Each entry below must be repeated exactly, with pictures left out.
Begin Input for this task
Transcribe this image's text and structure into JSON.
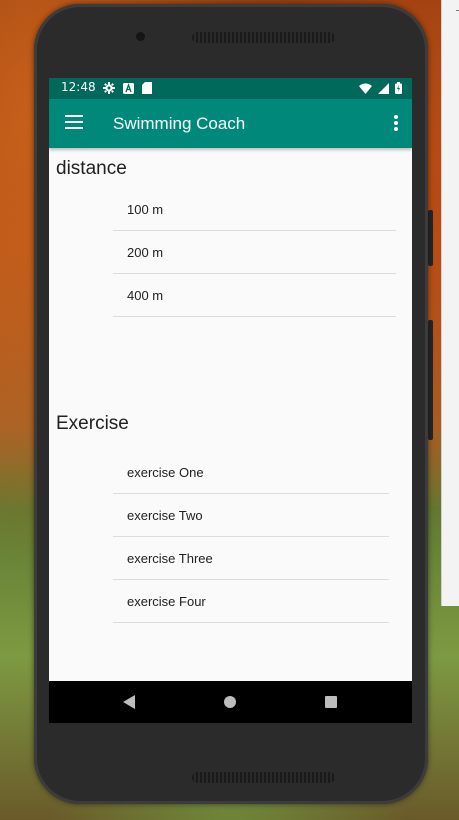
{
  "status_bar": {
    "time": "12:48",
    "left_icons": [
      "gear-icon",
      "a-icon",
      "sd-card-icon"
    ],
    "right_icons": [
      "wifi-icon",
      "signal-icon",
      "battery-icon"
    ]
  },
  "app_bar": {
    "title": "Swimming Coach",
    "color": "#00897b",
    "status_color": "#00695c"
  },
  "distance_section": {
    "title": "distance",
    "items": [
      "100 m",
      "200 m",
      "400 m"
    ]
  },
  "exercise_section": {
    "title": "Exercise",
    "items": [
      "exercise One",
      "exercise Two",
      "exercise Three",
      "exercise Four"
    ]
  },
  "nav_bar": {
    "icons": [
      "back-icon",
      "home-icon",
      "recents-icon"
    ]
  }
}
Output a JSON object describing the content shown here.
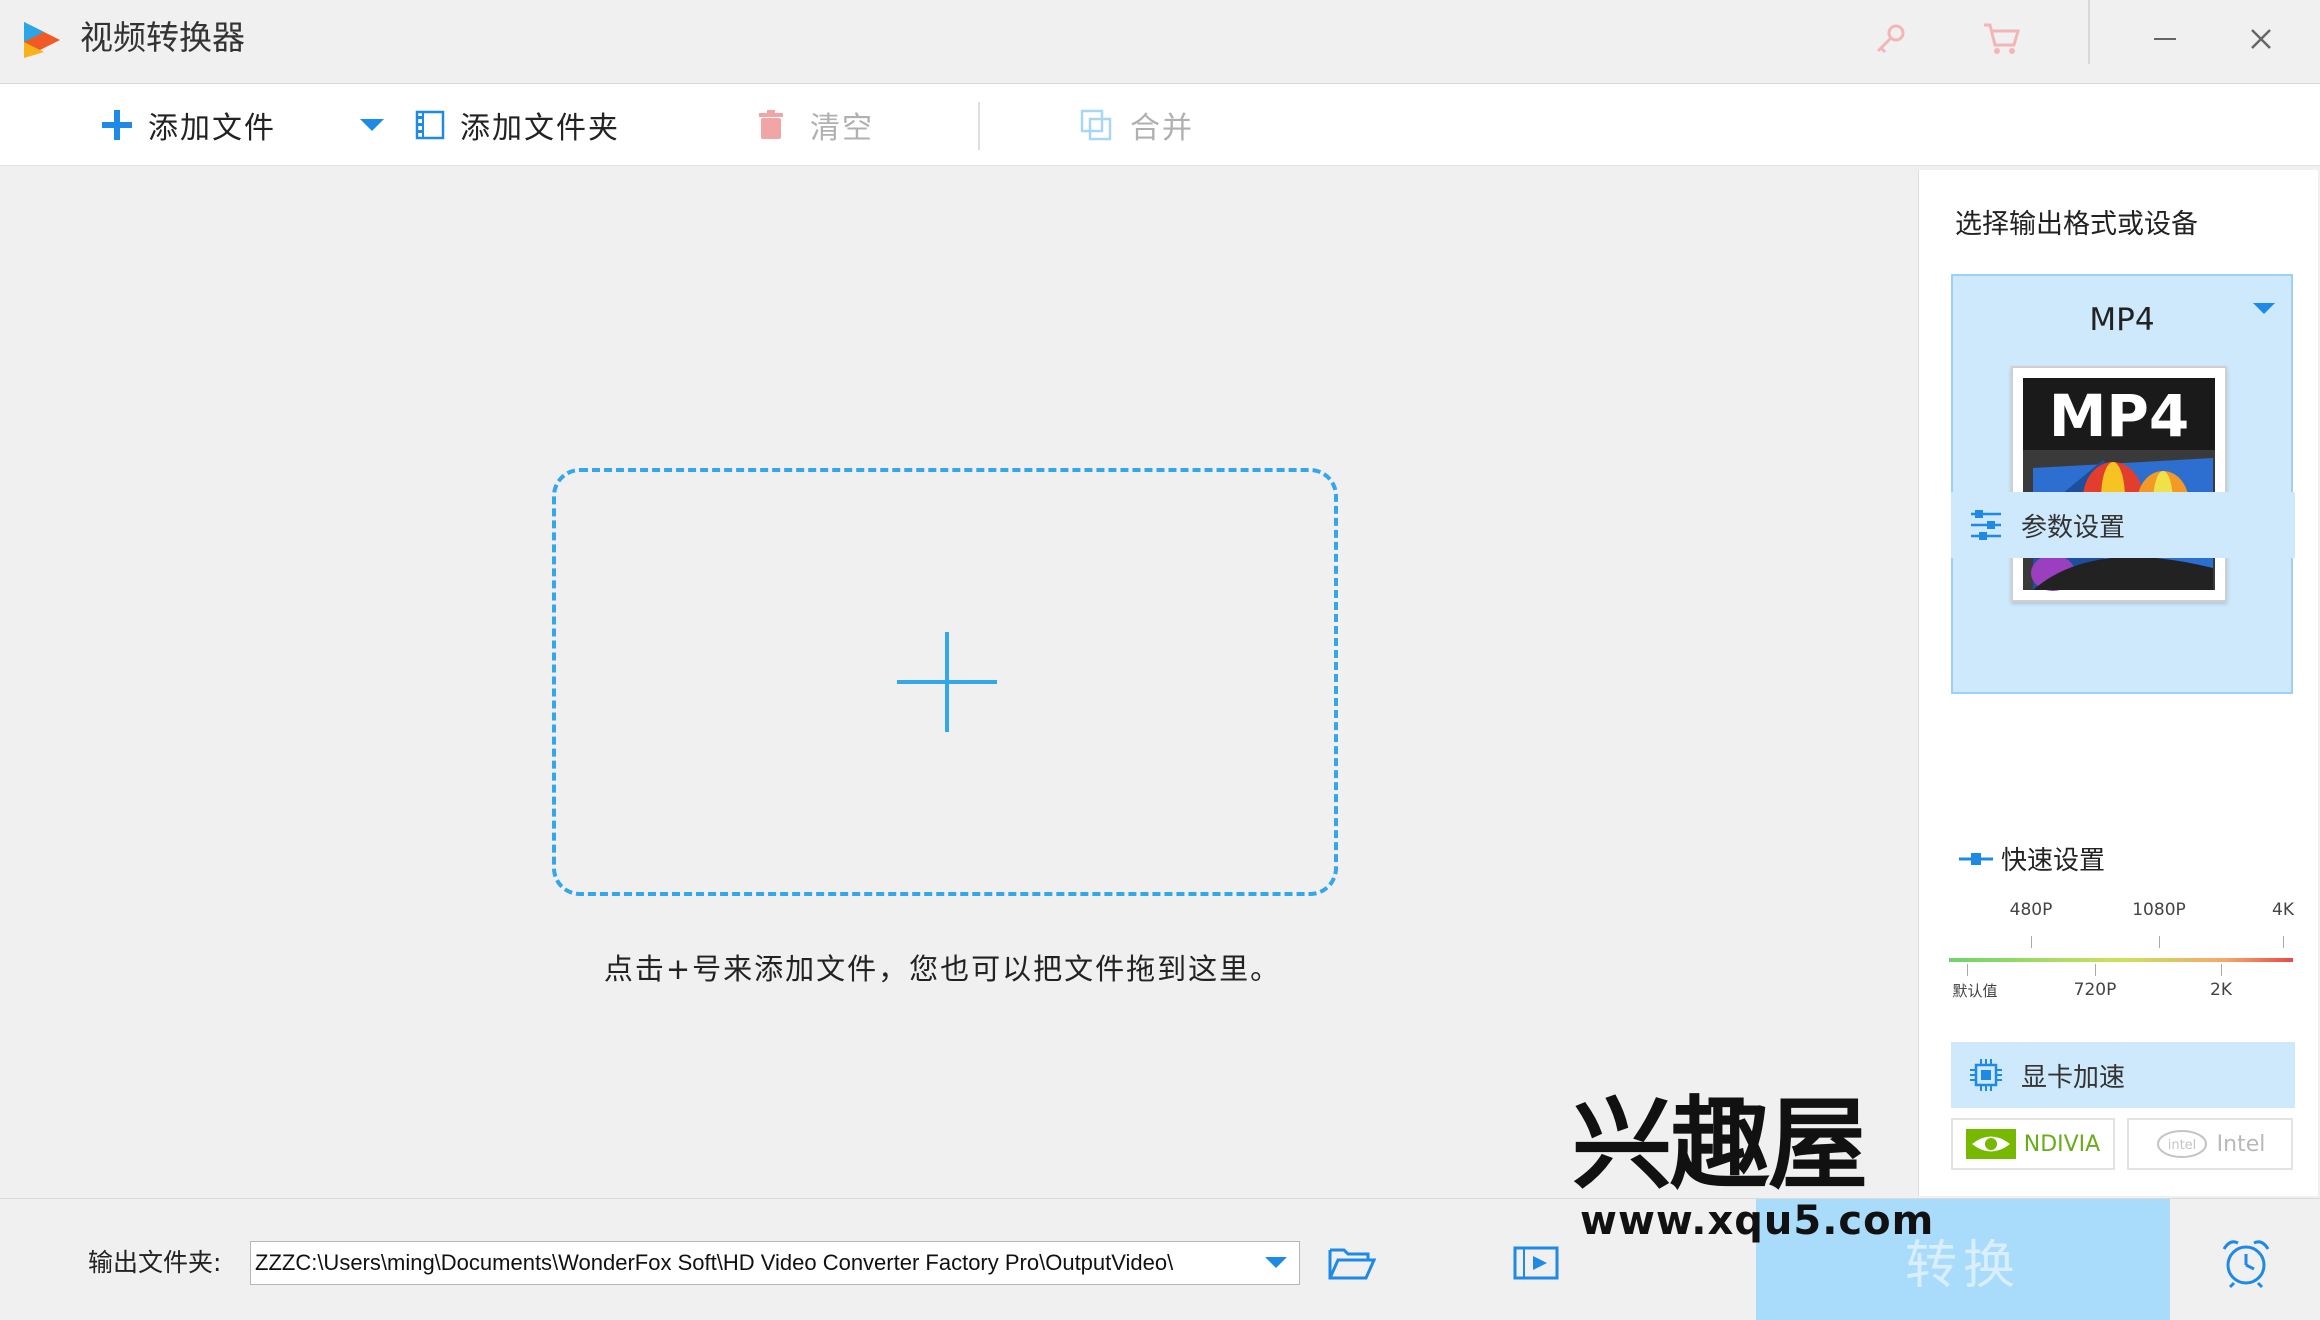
{
  "window": {
    "title": "视频转换器",
    "controls": {
      "minimize": "—",
      "close": "✕"
    }
  },
  "toolbar": {
    "add_file_label": "添加文件",
    "add_folder_label": "添加文件夹",
    "clear_label": "清空",
    "merge_label": "合并"
  },
  "main": {
    "hint": "点击+号来添加文件，您也可以把文件拖到这里。"
  },
  "panel": {
    "title": "选择输出格式或设备",
    "format": {
      "name": "MP4",
      "thumb_text": "MP4"
    },
    "params_label": "参数设置",
    "quick_title": "快速设置",
    "slider": {
      "top_labels": [
        "480P",
        "1080P",
        "4K"
      ],
      "bottom_labels": [
        "默认值",
        "720P",
        "2K"
      ]
    },
    "gpu_label": "显卡加速",
    "nvidia_label": "NDIVIA",
    "intel_label": "Intel",
    "intel_logo": "intel"
  },
  "bottom": {
    "output_label": "输出文件夹:",
    "output_path": "ZZZC:\\Users\\ming\\Documents\\WonderFox Soft\\HD Video Converter Factory Pro\\OutputVideo\\",
    "convert_label": "转换"
  },
  "watermark": {
    "brand": "兴趣屋",
    "url": "www.xqu5.com"
  },
  "colors": {
    "accent": "#34a6ea",
    "panel_blue": "#cde9fb",
    "convert_bg": "#a9dbfa"
  }
}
End Input for this task
§ Task solution
Transcribe this image's text and structure into JSON.
{
  "status_bar": {
    "time": "12:48",
    "left_icons": [
      "gear-icon",
      "a-icon",
      "sd-card-icon"
    ],
    "right_icons": [
      "wifi-icon",
      "signal-icon",
      "battery-icon"
    ]
  },
  "app_bar": {
    "title": "Swimming Coach",
    "color": "#00897b",
    "status_color": "#00695c"
  },
  "distance_section": {
    "title": "distance",
    "items": [
      "100 m",
      "200 m",
      "400 m"
    ]
  },
  "exercise_section": {
    "title": "Exercise",
    "items": [
      "exercise One",
      "exercise Two",
      "exercise Three",
      "exercise Four"
    ]
  },
  "nav_bar": {
    "icons": [
      "back-icon",
      "home-icon",
      "recents-icon"
    ]
  }
}
Output a JSON object describing the content shown here.
{
  "window": {
    "title": "视频转换器",
    "controls": {
      "minimize": "—",
      "close": "✕"
    }
  },
  "toolbar": {
    "add_file_label": "添加文件",
    "add_folder_label": "添加文件夹",
    "clear_label": "清空",
    "merge_label": "合并"
  },
  "main": {
    "hint": "点击+号来添加文件，您也可以把文件拖到这里。"
  },
  "panel": {
    "title": "选择输出格式或设备",
    "format": {
      "name": "MP4",
      "thumb_text": "MP4"
    },
    "params_label": "参数设置",
    "quick_title": "快速设置",
    "slider": {
      "top_labels": [
        "480P",
        "1080P",
        "4K"
      ],
      "bottom_labels": [
        "默认值",
        "720P",
        "2K"
      ]
    },
    "gpu_label": "显卡加速",
    "nvidia_label": "NDIVIA",
    "intel_label": "Intel",
    "intel_logo": "intel"
  },
  "bottom": {
    "output_label": "输出文件夹:",
    "output_path": "ZZZC:\\Users\\ming\\Documents\\WonderFox Soft\\HD Video Converter Factory Pro\\OutputVideo\\",
    "convert_label": "转换"
  },
  "watermark": {
    "brand": "兴趣屋",
    "url": "www.xqu5.com"
  },
  "colors": {
    "accent": "#34a6ea",
    "panel_blue": "#cde9fb",
    "convert_bg": "#a9dbfa"
  }
}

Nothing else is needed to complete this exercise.